— START Records to process —

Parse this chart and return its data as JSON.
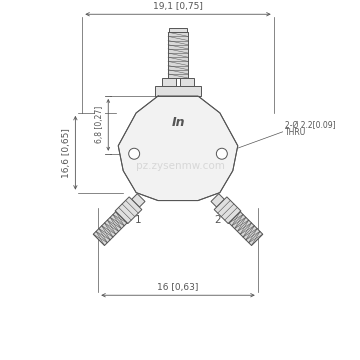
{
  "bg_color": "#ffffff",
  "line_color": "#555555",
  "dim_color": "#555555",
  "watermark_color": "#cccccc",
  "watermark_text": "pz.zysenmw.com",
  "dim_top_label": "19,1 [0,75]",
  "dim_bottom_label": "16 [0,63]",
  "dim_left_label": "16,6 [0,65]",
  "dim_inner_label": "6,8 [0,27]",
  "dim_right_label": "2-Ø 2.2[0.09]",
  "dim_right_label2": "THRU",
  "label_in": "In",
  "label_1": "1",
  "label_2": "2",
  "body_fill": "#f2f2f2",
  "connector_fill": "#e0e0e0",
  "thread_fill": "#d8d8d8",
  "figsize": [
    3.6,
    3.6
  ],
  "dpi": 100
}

— END Records to process —

Short problem:
Output every entry word for word, but omit the pictures.

Output for this exercise:
Parse this chart and return its data as JSON.
{
  "bg_color": "#ffffff",
  "line_color": "#555555",
  "dim_color": "#555555",
  "watermark_color": "#cccccc",
  "watermark_text": "pz.zysenmw.com",
  "dim_top_label": "19,1 [0,75]",
  "dim_bottom_label": "16 [0,63]",
  "dim_left_label": "16,6 [0,65]",
  "dim_inner_label": "6,8 [0,27]",
  "dim_right_label": "2-Ø 2.2[0.09]",
  "dim_right_label2": "THRU",
  "label_in": "In",
  "label_1": "1",
  "label_2": "2",
  "body_fill": "#f2f2f2",
  "connector_fill": "#e0e0e0",
  "thread_fill": "#d8d8d8",
  "figsize": [
    3.6,
    3.6
  ],
  "dpi": 100
}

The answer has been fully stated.